Think of the ideas that didn’t get funding because the funds were tied up in WeWork. WeWork, while not a tech company, was at least a viable idea. Not every overly valued idea is even possible.
Elon Musk’s idea for a Hyperloop is not possible, according to experts. The reasons why are complex, but the people saying this cannot work, are often willing to prove it mathematically. At best, it’s dangerous and less efficient than air travel; at worst, it cannot work over any distance long enough to matter.
A visionary or someone cosplaying in a visionary’s armor will ignore these people as naysayers. Part of being visionary is to ignore people, after all. And as an established visionary, people without the requisite knowledge to evaluate the problem will cheer them on.
The Hyperloop is getting a lot of money and cheering. Perhaps some of the research involved will prove valuable, but I cannot help but think of all the projects that could be funded for the same money. I believe the Hyperloop distracts from better solutions to the same problem and from other equally important issues in need of solutions.
Hogging funding and attention isn’t the only way “visionary” ideas strangle innovation. Many innovations creatively combine, remix, and iterate on what already exists. Thinking of an idea as so unique that all of the problems are new to it sends people on innovators’ snipe hunts.
════════════════
WRITTEN INSTRUCTION 1
Answer these questions from the essay on visionary ideas:
(a) According to experts, whose idea for a Hyperloop is not possible?
(b) At best, how does the essay say the Hyperloop compares with air travel?
(c) What does the essay say many innovations do with what already exists?
The essay and the listing have no connection to each other.
════════════════
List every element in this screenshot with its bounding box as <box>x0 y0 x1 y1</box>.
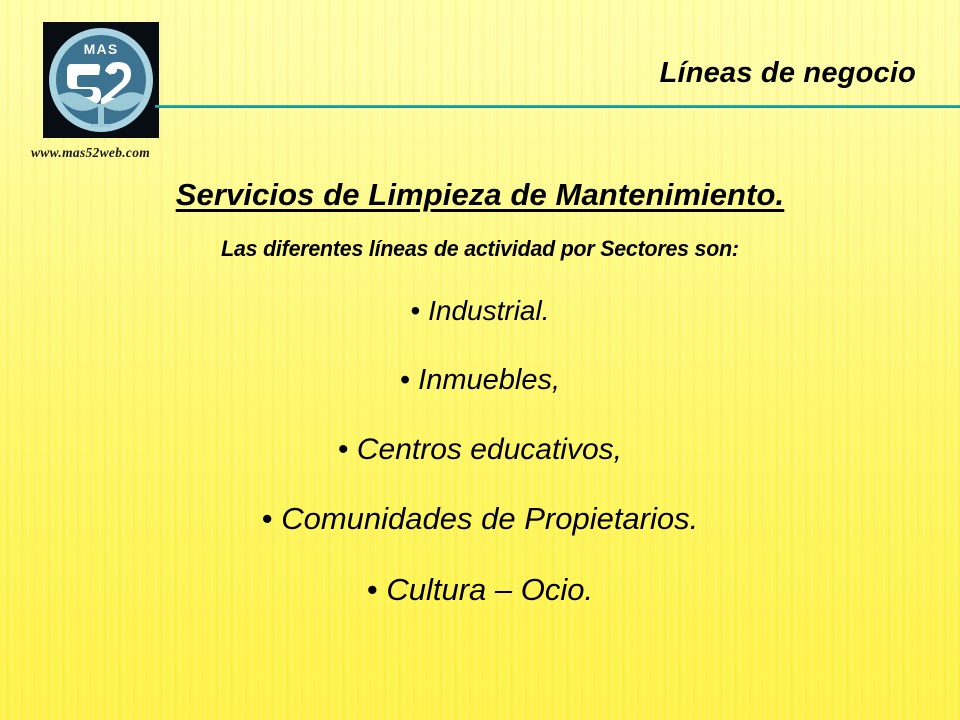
bullet-icon: • <box>262 501 273 536</box>
bullet-icon: • <box>367 572 378 607</box>
bullet-icon: • <box>338 433 349 466</box>
list-item-label: Comunidades de Propietarios. <box>281 501 698 536</box>
slide-content: Servicios de Limpieza de Mantenimiento. … <box>0 176 960 608</box>
mas52-logo-icon: MAS <box>43 22 159 138</box>
list-item: • Cultura – Ocio. <box>0 572 960 608</box>
bullet-icon: • <box>411 295 421 326</box>
list-item: • Inmuebles, <box>0 364 960 397</box>
list-item: • Comunidades de Propietarios. <box>0 501 960 537</box>
business-lines-list: • Industrial. • Inmuebles, • Centros edu… <box>0 295 960 608</box>
list-item-label: Cultura – Ocio. <box>386 572 593 607</box>
bullet-icon: • <box>400 364 410 396</box>
slide-canvas: MAS www.mas52web.com Líneas de negocio S… <box>0 0 960 720</box>
list-item: • Industrial. <box>0 295 960 327</box>
website-url: www.mas52web.com <box>31 145 150 161</box>
list-item-label: Inmuebles, <box>418 364 560 396</box>
page-title: Líneas de negocio <box>660 57 916 90</box>
header-divider <box>155 105 960 108</box>
svg-text:MAS: MAS <box>84 41 119 57</box>
list-item-label: Centros educativos, <box>357 433 622 466</box>
list-item-label: Industrial. <box>428 295 549 326</box>
section-heading: Servicios de Limpieza de Mantenimiento. <box>0 176 960 213</box>
mas52-logo: MAS <box>43 22 159 138</box>
list-item: • Centros educativos, <box>0 433 960 467</box>
section-subheading: Las diferentes líneas de actividad por S… <box>14 236 945 262</box>
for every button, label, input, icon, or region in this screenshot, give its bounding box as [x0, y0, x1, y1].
════════════════
WRITTEN INSTRUCTION 2
Echo the lines of the listing word for word, starting at the line that contains "bullet-icon: • <box>262 501 273 536</box>" and ending at the line that contains "mas52-logo-icon: MAS <box>43 22 159 138</box>".

TASK RESULT 1
(a) Elon Musk's.
(b) It is dangerous and less efficient than air travel.
(c) They creatively combine, remix, and iterate on it.

TASK RESULT 2
bullet-icon: • <box>262 501 273 536</box>
bullet-icon: • <box>367 572 378 607</box>
bullet-icon: • <box>338 433 349 466</box>
list-item-label: Comunidades de Propietarios. <box>281 501 698 536</box>
slide-content: Servicios de Limpieza de Mantenimiento. … <box>0 176 960 608</box>
mas52-logo-icon: MAS <box>43 22 159 138</box>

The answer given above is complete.